Task directions –
Edit the entries below, replacing "Patent image size" with "Drawing dimensions" wherever it occurs and leaving everything else unchanged.

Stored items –
□ □ □ □ □ □ □
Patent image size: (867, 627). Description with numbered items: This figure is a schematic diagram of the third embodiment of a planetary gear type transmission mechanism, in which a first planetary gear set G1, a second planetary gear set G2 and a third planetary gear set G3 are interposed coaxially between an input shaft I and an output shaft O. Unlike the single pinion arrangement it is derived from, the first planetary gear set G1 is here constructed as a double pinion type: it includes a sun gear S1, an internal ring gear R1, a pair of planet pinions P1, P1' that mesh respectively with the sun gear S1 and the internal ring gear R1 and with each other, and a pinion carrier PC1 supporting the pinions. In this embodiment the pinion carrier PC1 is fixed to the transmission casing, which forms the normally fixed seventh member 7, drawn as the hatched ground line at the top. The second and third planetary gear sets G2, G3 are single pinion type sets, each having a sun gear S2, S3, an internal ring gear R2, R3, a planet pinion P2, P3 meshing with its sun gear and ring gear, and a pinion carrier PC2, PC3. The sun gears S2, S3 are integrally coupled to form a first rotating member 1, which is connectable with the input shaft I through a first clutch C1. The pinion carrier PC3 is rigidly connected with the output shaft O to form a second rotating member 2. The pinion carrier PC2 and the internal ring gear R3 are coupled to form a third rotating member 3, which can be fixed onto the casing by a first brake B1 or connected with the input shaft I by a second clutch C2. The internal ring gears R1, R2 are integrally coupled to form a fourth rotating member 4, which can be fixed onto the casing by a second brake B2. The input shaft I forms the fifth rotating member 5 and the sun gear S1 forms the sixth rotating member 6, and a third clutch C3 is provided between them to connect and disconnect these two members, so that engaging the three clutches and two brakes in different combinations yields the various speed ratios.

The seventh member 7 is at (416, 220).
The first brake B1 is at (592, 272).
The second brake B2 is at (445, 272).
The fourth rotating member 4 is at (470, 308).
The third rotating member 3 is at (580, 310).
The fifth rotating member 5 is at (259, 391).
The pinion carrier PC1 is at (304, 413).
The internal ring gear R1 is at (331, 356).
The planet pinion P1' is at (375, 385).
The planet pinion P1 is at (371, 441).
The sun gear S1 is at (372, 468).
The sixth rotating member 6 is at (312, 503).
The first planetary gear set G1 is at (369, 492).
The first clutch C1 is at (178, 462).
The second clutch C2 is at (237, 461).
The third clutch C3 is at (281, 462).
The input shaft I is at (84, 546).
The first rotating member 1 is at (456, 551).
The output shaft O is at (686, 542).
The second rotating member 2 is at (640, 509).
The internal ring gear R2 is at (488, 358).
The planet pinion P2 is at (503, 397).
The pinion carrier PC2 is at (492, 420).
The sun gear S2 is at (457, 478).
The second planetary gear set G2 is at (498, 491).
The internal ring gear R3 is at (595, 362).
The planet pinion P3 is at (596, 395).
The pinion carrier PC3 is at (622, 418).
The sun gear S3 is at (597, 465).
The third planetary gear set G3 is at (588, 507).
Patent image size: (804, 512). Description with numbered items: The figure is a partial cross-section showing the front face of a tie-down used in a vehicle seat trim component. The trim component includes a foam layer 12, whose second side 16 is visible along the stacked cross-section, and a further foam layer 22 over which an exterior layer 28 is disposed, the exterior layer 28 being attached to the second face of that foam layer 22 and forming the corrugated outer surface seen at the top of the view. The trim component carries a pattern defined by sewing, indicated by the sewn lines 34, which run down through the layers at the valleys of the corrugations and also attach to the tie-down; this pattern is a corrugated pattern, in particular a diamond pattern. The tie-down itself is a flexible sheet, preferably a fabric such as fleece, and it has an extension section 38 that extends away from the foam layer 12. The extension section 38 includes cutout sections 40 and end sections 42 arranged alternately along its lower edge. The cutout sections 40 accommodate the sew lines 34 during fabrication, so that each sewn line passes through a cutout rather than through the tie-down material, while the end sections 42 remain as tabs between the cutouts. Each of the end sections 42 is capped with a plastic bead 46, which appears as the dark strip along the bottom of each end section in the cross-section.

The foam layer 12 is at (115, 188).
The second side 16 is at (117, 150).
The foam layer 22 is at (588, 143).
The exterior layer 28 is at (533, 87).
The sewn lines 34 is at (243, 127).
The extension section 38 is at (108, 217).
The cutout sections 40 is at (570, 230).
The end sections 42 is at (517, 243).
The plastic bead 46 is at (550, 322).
□ □ □ □ □ □ □
Output of the exercise –
Drawing dimensions: (867, 627). Description with numbered items: This figure is a schematic diagram of the third embodiment of a planetary gear type transmission mechanism, in which a first planetary gear set G1, a second planetary gear set G2 and a third planetary gear set G3 are interposed coaxially between an input shaft I and an output shaft O. Unlike the single pinion arrangement it is derived from, the first planetary gear set G1 is here constructed as a double pinion type: it includes a sun gear S1, an internal ring gear R1, a pair of planet pinions P1, P1' that mesh respectively with the sun gear S1 and the internal ring gear R1 and with each other, and a pinion carrier PC1 supporting the pinions. In this embodiment the pinion carrier PC1 is fixed to the transmission casing, which forms the normally fixed seventh member 7, drawn as the hatched ground line at the top. The second and third planetary gear sets G2, G3 are single pinion type sets, each having a sun gear S2, S3, an internal ring gear R2, R3, a planet pinion P2, P3 meshing with its sun gear and ring gear, and a pinion carrier PC2, PC3. The sun gears S2, S3 are integrally coupled to form a first rotating member 1, which is connectable with the input shaft I through a first clutch C1. The pinion carrier PC3 is rigidly connected with the output shaft O to form a second rotating member 2. The pinion carrier PC2 and the internal ring gear R3 are coupled to form a third rotating member 3, which can be fixed onto the casing by a first brake B1 or connected with the input shaft I by a second clutch C2. The internal ring gears R1, R2 are integrally coupled to form a fourth rotating member 4, which can be fixed onto the casing by a second brake B2. The input shaft I forms the fifth rotating member 5 and the sun gear S1 forms the sixth rotating member 6, and a third clutch C3 is provided between them to connect and disconnect these two members, so that engaging the three clutches and two brakes in different combinations yields the various speed ratios.

The seventh member 7 is at (416, 220).
The first brake B1 is at (592, 272).
The second brake B2 is at (445, 272).
The fourth rotating member 4 is at (470, 308).
The third rotating member 3 is at (580, 310).
The fifth rotating member 5 is at (259, 391).
The pinion carrier PC1 is at (304, 413).
The internal ring gear R1 is at (331, 356).
The planet pinion P1' is at (375, 385).
The planet pinion P1 is at (371, 441).
The sun gear S1 is at (372, 468).
The sixth rotating member 6 is at (312, 503).
The first planetary gear set G1 is at (369, 492).
The first clutch C1 is at (178, 462).
The second clutch C2 is at (237, 461).
The third clutch C3 is at (281, 462).
The input shaft I is at (84, 546).
The first rotating member 1 is at (456, 551).
The output shaft O is at (686, 542).
The second rotating member 2 is at (640, 509).
The internal ring gear R2 is at (488, 358).
The planet pinion P2 is at (503, 397).
The pinion carrier PC2 is at (492, 420).
The sun gear S2 is at (457, 478).
The second planetary gear set G2 is at (498, 491).
The internal ring gear R3 is at (595, 362).
The planet pinion P3 is at (596, 395).
The pinion carrier PC3 is at (622, 418).
The sun gear S3 is at (597, 465).
The third planetary gear set G3 is at (588, 507).
Drawing dimensions: (804, 512). Description with numbered items: The figure is a partial cross-section showing the front face of a tie-down used in a vehicle seat trim component. The trim component includes a foam layer 12, whose second side 16 is visible along the stacked cross-section, and a further foam layer 22 over which an exterior layer 28 is disposed, the exterior layer 28 being attached to the second face of that foam layer 22 and forming the corrugated outer surface seen at the top of the view. The trim component carries a pattern defined by sewing, indicated by the sewn lines 34, which run down through the layers at the valleys of the corrugations and also attach to the tie-down; this pattern is a corrugated pattern, in particular a diamond pattern. The tie-down itself is a flexible sheet, preferably a fabric such as fleece, and it has an extension section 38 that extends away from the foam layer 12. The extension section 38 includes cutout sections 40 and end sections 42 arranged alternately along its lower edge. The cutout sections 40 accommodate the sew lines 34 during fabrication, so that each sewn line passes through a cutout rather than through the tie-down material, while the end sections 42 remain as tabs between the cutouts. Each of the end sections 42 is capped with a plastic bead 46, which appears as the dark strip along the bottom of each end section in the cross-section.

The foam layer 12 is at (115, 188).
The second side 16 is at (117, 150).
The foam layer 22 is at (588, 143).
The exterior layer 28 is at (533, 87).
The sewn lines 34 is at (243, 127).
The extension section 38 is at (108, 217).
The cutout sections 40 is at (570, 230).
The end sections 42 is at (517, 243).
The plastic bead 46 is at (550, 322).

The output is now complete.